Task statement ▸ Collect every line in the items below that contains the word "cạnh", and copy each such line in full.

Records to use ▸
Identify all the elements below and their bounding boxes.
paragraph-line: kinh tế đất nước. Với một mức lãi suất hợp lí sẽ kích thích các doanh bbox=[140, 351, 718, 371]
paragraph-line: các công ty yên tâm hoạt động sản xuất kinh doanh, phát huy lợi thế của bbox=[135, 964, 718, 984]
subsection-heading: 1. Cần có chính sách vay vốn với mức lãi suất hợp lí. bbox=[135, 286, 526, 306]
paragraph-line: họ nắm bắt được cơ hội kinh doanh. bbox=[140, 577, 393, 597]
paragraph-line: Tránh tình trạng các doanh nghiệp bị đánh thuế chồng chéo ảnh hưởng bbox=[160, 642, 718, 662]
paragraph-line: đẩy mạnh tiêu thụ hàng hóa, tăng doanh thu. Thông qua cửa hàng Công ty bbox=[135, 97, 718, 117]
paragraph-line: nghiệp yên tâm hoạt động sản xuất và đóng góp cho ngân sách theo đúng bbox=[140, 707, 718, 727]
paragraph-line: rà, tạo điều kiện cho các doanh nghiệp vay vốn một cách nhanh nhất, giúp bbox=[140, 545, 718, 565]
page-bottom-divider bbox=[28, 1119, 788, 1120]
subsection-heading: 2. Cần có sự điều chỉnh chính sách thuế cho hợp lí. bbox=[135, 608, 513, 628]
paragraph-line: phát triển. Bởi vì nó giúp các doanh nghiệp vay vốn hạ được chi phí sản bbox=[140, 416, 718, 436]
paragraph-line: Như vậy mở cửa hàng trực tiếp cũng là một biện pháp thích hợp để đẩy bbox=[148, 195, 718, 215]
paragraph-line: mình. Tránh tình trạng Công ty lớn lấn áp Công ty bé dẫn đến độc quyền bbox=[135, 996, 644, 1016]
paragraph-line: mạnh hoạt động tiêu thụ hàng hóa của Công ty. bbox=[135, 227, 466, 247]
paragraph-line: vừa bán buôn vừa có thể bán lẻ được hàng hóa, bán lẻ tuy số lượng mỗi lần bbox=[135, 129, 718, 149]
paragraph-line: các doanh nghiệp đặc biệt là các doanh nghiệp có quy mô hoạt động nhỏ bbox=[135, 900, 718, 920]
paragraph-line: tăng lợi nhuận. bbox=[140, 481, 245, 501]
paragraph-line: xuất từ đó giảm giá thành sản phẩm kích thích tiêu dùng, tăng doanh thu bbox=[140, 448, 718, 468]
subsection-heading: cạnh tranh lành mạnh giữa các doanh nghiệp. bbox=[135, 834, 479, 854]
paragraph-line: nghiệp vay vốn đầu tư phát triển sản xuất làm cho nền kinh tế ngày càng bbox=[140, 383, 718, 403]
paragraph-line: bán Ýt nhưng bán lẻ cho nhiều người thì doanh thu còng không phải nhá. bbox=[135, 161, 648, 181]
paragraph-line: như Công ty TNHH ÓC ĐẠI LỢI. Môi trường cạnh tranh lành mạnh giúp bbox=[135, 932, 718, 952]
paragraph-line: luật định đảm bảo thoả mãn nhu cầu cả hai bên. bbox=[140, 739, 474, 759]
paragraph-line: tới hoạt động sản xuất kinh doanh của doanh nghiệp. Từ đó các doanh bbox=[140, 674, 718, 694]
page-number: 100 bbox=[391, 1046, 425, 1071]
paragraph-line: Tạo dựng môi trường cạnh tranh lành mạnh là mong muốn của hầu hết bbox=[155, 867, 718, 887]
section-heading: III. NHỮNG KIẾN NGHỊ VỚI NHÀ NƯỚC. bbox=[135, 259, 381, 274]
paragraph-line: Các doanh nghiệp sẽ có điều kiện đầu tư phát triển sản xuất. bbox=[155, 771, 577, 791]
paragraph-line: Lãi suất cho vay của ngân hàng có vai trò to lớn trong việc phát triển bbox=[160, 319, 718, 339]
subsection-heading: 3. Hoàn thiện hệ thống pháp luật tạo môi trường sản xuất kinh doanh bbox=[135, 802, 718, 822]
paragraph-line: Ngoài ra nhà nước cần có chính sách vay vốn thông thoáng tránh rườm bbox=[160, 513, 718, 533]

Exercise output ▸
subsection-heading: cạnh tranh lành mạnh giữa các doanh nghiệp. bbox=[135, 834, 479, 854]
paragraph-line: như Công ty TNHH ÓC ĐẠI LỢI. Môi trường cạnh tranh lành mạnh giúp bbox=[135, 932, 718, 952]
paragraph-line: Tạo dựng môi trường cạnh tranh lành mạnh là mong muốn của hầu hết bbox=[155, 867, 718, 887]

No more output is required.